### PROBLEM DESCRIPTION
Here are some records. Copy each one exactly.

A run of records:
=-=-=-=-=

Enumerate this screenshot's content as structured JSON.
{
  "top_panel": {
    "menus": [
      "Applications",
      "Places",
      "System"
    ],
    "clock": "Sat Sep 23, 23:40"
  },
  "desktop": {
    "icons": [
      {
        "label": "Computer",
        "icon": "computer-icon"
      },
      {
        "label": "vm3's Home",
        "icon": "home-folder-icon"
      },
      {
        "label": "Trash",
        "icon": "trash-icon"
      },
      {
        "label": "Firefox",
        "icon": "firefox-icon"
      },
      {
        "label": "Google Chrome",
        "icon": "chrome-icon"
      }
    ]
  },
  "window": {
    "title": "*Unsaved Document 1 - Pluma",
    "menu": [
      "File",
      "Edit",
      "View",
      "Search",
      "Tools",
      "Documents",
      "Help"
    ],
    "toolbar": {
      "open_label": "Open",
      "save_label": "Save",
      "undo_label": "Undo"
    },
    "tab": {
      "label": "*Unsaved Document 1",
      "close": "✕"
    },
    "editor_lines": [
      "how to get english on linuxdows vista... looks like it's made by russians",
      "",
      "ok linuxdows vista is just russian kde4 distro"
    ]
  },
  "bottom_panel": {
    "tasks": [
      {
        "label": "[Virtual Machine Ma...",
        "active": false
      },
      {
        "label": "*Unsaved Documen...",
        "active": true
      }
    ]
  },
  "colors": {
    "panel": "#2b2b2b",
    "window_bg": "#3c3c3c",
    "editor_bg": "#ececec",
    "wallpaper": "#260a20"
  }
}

=-=-=-=-=

### COMPLETED EXERCISE
Enumerate this screenshot's content as structured JSON.
{
  "top_panel": {
    "menus": [
      "Applications",
      "Places",
      "System"
    ],
    "clock": "Sat Sep 23, 23:40"
  },
  "desktop": {
    "icons": [
      {
        "label": "Computer",
        "icon": "computer-icon"
      },
      {
        "label": "vm3's Home",
        "icon": "home-folder-icon"
      },
      {
        "label": "Trash",
        "icon": "trash-icon"
      },
      {
        "label": "Firefox",
        "icon": "firefox-icon"
      },
      {
        "label": "Google Chrome",
        "icon": "chrome-icon"
      }
    ]
  },
  "window": {
    "title": "*Unsaved Document 1 - Pluma",
    "menu": [
      "File",
      "Edit",
      "View",
      "Search",
      "Tools",
      "Documents",
      "Help"
    ],
    "toolbar": {
      "open_label": "Open",
      "save_label": "Save",
      "undo_label": "Undo"
    },
    "tab": {
      "label": "*Unsaved Document 1",
      "close": "✕"
    },
    "editor_lines": [
      "how to get english on linuxdows vista... looks like it's made by russians",
      "",
      "ok linuxdows vista is just russian kde4 distro"
    ]
  },
  "bottom_panel": {
    "tasks": [
      {
        "label": "[Virtual Machine Ma...",
        "active": false
      },
      {
        "label": "*Unsaved Documen...",
        "active": true
      }
    ]
  },
  "colors": {
    "panel": "#2b2b2b",
    "window_bg": "#3c3c3c",
    "editor_bg": "#ececec",
    "wallpaper": "#260a20"
  }
}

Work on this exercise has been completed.